** Start of Listed records **

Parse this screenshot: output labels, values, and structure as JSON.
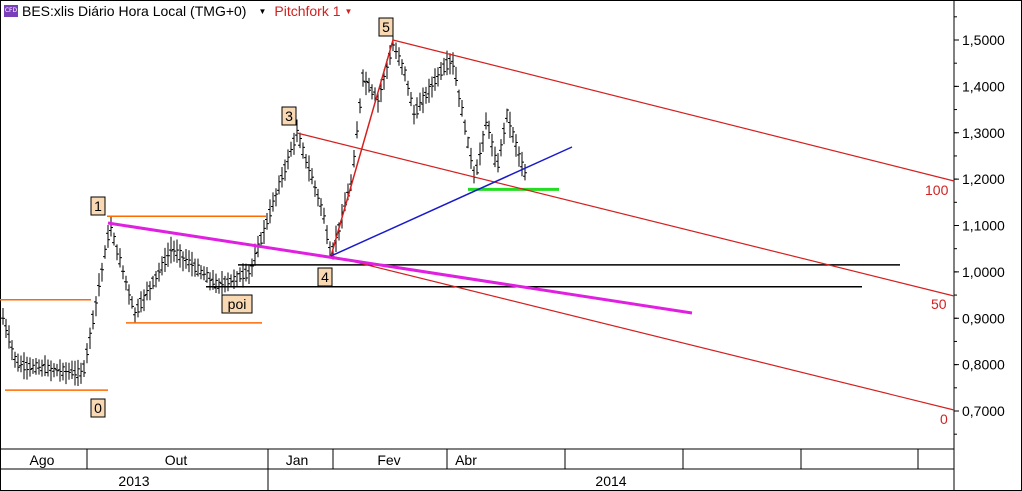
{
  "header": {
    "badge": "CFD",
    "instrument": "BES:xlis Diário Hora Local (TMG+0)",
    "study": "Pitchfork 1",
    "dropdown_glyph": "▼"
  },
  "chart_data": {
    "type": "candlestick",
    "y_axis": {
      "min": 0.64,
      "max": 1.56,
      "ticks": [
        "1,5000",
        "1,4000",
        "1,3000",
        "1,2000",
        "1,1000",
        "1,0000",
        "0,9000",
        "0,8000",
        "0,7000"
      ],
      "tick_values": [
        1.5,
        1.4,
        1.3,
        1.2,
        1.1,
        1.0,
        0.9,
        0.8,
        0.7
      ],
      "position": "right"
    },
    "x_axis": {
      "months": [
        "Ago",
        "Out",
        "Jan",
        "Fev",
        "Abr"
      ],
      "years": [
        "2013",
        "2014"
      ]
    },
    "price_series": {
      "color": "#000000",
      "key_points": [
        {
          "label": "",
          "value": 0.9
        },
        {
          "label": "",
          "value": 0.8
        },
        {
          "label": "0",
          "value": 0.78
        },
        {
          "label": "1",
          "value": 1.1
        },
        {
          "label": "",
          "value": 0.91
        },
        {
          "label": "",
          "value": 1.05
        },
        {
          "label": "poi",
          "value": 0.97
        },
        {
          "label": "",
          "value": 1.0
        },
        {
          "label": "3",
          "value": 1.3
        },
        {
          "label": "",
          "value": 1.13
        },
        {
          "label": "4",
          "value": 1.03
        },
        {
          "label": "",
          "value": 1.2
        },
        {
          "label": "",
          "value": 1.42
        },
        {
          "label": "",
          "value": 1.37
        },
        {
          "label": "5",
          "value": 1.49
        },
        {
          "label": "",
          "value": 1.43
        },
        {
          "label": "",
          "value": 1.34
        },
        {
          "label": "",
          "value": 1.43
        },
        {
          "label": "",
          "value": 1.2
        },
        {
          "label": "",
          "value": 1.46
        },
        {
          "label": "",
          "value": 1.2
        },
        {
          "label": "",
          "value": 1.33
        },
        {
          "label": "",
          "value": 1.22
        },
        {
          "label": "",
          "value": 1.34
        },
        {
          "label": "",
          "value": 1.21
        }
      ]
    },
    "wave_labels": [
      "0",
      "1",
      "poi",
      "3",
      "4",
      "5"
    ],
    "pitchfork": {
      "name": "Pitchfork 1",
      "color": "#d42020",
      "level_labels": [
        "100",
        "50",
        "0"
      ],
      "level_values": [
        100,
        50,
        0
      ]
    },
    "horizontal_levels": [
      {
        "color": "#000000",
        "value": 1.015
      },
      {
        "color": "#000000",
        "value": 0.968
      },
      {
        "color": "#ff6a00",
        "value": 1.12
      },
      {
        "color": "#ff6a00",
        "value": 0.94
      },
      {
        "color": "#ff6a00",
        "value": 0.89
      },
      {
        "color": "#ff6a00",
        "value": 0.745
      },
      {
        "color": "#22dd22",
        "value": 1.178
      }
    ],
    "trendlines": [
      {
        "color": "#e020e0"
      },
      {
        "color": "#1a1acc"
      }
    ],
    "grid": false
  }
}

** End of Listed records **

_Requirements_
Make an exact copy of the whole listing, but don't bring over any pictures.

_Written response_
Parse this screenshot: output labels, values, and structure as JSON.
{
  "header": {
    "badge": "CFD",
    "instrument": "BES:xlis Diário Hora Local (TMG+0)",
    "study": "Pitchfork 1",
    "dropdown_glyph": "▼"
  },
  "chart_data": {
    "type": "candlestick",
    "y_axis": {
      "min": 0.64,
      "max": 1.56,
      "ticks": [
        "1,5000",
        "1,4000",
        "1,3000",
        "1,2000",
        "1,1000",
        "1,0000",
        "0,9000",
        "0,8000",
        "0,7000"
      ],
      "tick_values": [
        1.5,
        1.4,
        1.3,
        1.2,
        1.1,
        1.0,
        0.9,
        0.8,
        0.7
      ],
      "position": "right"
    },
    "x_axis": {
      "months": [
        "Ago",
        "Out",
        "Jan",
        "Fev",
        "Abr"
      ],
      "years": [
        "2013",
        "2014"
      ]
    },
    "price_series": {
      "color": "#000000",
      "key_points": [
        {
          "label": "",
          "value": 0.9
        },
        {
          "label": "",
          "value": 0.8
        },
        {
          "label": "0",
          "value": 0.78
        },
        {
          "label": "1",
          "value": 1.1
        },
        {
          "label": "",
          "value": 0.91
        },
        {
          "label": "",
          "value": 1.05
        },
        {
          "label": "poi",
          "value": 0.97
        },
        {
          "label": "",
          "value": 1.0
        },
        {
          "label": "3",
          "value": 1.3
        },
        {
          "label": "",
          "value": 1.13
        },
        {
          "label": "4",
          "value": 1.03
        },
        {
          "label": "",
          "value": 1.2
        },
        {
          "label": "",
          "value": 1.42
        },
        {
          "label": "",
          "value": 1.37
        },
        {
          "label": "5",
          "value": 1.49
        },
        {
          "label": "",
          "value": 1.43
        },
        {
          "label": "",
          "value": 1.34
        },
        {
          "label": "",
          "value": 1.43
        },
        {
          "label": "",
          "value": 1.2
        },
        {
          "label": "",
          "value": 1.46
        },
        {
          "label": "",
          "value": 1.2
        },
        {
          "label": "",
          "value": 1.33
        },
        {
          "label": "",
          "value": 1.22
        },
        {
          "label": "",
          "value": 1.34
        },
        {
          "label": "",
          "value": 1.21
        }
      ]
    },
    "wave_labels": [
      "0",
      "1",
      "poi",
      "3",
      "4",
      "5"
    ],
    "pitchfork": {
      "name": "Pitchfork 1",
      "color": "#d42020",
      "level_labels": [
        "100",
        "50",
        "0"
      ],
      "level_values": [
        100,
        50,
        0
      ]
    },
    "horizontal_levels": [
      {
        "color": "#000000",
        "value": 1.015
      },
      {
        "color": "#000000",
        "value": 0.968
      },
      {
        "color": "#ff6a00",
        "value": 1.12
      },
      {
        "color": "#ff6a00",
        "value": 0.94
      },
      {
        "color": "#ff6a00",
        "value": 0.89
      },
      {
        "color": "#ff6a00",
        "value": 0.745
      },
      {
        "color": "#22dd22",
        "value": 1.178
      }
    ],
    "trendlines": [
      {
        "color": "#e020e0"
      },
      {
        "color": "#1a1acc"
      }
    ],
    "grid": false
  }
}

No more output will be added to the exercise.